_Your instructions_
Please output the rows, from the very first line through the line containing "others-row-3-label: Plastic foot", both included, as a Markdown table with the columns No. and Line, leaving out any blank lines.

====

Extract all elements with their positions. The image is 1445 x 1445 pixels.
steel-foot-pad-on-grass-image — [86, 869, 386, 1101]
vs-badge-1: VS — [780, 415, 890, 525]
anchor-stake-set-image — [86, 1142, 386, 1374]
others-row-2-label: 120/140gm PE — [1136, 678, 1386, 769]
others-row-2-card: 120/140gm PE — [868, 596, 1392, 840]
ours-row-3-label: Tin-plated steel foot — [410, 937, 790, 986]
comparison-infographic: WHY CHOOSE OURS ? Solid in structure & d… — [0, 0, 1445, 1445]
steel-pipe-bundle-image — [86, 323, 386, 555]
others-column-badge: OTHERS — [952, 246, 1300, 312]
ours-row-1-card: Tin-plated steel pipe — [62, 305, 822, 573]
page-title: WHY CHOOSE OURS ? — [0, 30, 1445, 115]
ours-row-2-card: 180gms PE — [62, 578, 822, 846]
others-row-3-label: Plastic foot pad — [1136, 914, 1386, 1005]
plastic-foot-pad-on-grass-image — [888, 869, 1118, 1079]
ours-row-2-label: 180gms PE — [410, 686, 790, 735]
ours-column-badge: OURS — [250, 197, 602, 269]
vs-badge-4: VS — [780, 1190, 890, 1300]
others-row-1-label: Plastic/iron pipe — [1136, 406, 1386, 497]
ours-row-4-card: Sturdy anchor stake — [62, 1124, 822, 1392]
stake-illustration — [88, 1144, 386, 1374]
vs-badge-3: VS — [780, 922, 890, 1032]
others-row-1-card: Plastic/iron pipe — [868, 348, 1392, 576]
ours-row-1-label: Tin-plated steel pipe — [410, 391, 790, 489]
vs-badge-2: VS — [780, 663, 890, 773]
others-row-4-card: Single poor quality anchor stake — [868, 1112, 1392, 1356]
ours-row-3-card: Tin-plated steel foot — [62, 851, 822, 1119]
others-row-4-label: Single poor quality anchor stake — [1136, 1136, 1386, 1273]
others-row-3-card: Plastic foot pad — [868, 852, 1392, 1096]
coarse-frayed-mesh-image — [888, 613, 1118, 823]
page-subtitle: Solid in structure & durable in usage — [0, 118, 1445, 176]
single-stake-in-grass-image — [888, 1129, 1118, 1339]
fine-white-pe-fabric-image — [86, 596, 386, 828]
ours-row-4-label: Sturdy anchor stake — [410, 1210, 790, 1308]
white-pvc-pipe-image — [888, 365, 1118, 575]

====

_Correct response_
| No. | Line |
|---|---|
| 1 | Extract all elements with their positions. The image is 1445 x 1445 pixels. |
| 2 | steel-foot-pad-on-grass-image — [86, 869, 386, 1101] |
| 3 | vs-badge-1: VS — [780, 415, 890, 525] |
| 4 | anchor-stake-set-image — [86, 1142, 386, 1374] |
| 5 | others-row-2-label: 120/140gm PE — [1136, 678, 1386, 769] |
| 6 | others-row-2-card: 120/140gm PE — [868, 596, 1392, 840] |
| 7 | ours-row-3-label: Tin-plated steel foot — [410, 937, 790, 986] |
| 8 | comparison-infographic: WHY CHOOSE OURS ? Solid in structure & d… — [0, 0, 1445, 1445] |
| 9 | steel-pipe-bundle-image — [86, 323, 386, 555] |
| 10 | others-column-badge: OTHERS — [952, 246, 1300, 312] |
| 11 | ours-row-1-card: Tin-plated steel pipe — [62, 305, 822, 573] |
| 12 | page-title: WHY CHOOSE OURS ? — [0, 30, 1445, 115] |
| 13 | ours-row-2-card: 180gms PE — [62, 578, 822, 846] |
| 14 | others-row-3-label: Plastic foot pad — [1136, 914, 1386, 1005] |